EXERCISE DESCRIPTION :: Scan the following material for the string "easily" and copy each line in which it appears.

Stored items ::
= = = = =
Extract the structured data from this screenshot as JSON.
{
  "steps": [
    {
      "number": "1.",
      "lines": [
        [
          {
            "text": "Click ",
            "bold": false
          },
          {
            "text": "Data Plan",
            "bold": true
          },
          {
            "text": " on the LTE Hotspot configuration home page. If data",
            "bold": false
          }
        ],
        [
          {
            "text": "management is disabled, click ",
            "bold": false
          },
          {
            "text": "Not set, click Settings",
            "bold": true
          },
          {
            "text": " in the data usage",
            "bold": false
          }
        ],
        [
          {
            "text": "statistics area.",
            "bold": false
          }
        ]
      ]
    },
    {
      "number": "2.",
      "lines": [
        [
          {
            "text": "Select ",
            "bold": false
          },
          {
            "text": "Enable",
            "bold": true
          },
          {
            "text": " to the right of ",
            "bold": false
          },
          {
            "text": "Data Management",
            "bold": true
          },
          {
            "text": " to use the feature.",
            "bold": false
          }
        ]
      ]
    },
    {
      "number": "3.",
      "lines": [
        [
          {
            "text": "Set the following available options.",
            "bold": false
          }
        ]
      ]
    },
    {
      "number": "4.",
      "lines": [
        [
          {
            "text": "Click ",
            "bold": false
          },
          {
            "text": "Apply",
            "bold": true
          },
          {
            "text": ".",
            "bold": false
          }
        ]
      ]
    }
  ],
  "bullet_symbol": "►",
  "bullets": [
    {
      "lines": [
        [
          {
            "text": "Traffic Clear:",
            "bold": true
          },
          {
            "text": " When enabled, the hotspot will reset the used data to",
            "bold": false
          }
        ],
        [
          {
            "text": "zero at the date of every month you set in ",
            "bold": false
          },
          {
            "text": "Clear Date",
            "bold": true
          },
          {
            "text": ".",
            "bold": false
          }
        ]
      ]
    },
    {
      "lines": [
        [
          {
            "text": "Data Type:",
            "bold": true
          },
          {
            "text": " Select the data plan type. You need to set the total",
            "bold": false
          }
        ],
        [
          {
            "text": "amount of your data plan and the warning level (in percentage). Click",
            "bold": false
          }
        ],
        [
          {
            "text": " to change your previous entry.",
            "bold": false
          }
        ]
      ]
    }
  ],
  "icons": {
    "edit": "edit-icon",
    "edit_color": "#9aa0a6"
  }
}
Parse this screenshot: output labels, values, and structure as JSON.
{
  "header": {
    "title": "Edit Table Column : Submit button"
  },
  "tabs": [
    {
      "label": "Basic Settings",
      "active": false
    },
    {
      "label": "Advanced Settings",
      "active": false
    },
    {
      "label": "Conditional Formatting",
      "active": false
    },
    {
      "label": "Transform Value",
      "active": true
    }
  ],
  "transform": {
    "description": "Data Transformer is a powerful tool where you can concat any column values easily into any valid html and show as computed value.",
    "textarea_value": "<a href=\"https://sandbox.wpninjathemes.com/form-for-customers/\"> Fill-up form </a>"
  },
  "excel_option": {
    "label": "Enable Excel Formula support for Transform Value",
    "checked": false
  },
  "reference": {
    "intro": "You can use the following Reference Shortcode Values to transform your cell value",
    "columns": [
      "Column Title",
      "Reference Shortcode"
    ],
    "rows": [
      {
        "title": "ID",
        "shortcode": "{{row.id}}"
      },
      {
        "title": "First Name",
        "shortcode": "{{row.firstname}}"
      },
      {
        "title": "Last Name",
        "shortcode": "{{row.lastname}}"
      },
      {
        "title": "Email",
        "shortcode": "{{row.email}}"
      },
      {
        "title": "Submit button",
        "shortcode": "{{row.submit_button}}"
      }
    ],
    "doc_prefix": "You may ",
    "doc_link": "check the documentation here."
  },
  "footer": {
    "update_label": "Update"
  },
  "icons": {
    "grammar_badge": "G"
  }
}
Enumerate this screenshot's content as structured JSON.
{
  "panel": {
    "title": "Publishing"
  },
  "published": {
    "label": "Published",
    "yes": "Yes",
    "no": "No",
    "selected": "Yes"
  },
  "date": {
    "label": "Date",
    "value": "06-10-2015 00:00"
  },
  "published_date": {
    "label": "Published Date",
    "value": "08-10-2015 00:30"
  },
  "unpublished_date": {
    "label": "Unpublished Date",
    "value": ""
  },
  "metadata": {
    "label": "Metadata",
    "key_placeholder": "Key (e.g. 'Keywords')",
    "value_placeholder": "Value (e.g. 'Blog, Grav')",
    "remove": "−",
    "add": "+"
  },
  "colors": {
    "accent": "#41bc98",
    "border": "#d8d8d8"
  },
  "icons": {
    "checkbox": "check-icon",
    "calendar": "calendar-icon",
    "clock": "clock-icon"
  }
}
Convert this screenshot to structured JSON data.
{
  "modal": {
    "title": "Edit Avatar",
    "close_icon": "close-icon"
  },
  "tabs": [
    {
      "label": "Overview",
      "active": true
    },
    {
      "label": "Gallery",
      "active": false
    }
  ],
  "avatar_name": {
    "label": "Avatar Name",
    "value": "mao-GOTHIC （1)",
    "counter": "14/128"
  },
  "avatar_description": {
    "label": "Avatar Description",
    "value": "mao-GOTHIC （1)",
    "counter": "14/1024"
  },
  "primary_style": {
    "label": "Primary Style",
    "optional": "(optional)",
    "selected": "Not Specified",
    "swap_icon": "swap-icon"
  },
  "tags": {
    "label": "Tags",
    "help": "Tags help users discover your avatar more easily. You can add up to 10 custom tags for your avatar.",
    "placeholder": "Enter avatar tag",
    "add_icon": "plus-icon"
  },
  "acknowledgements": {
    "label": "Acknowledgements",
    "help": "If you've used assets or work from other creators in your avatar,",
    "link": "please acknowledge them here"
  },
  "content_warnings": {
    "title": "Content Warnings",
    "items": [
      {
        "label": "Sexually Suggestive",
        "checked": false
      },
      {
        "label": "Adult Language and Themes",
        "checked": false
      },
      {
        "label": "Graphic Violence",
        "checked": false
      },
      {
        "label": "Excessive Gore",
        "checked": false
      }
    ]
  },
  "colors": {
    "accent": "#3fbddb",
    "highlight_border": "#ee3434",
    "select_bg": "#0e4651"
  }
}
= = = = =
OUTPUT OF THE TASK ::
    "description": "Data Transformer is a powerful tool where you can concat any column values easily into any valid html and show as computed value.",
    "help": "Tags help users discover your avatar more easily. You can add up to 10 custom tags for your avatar.",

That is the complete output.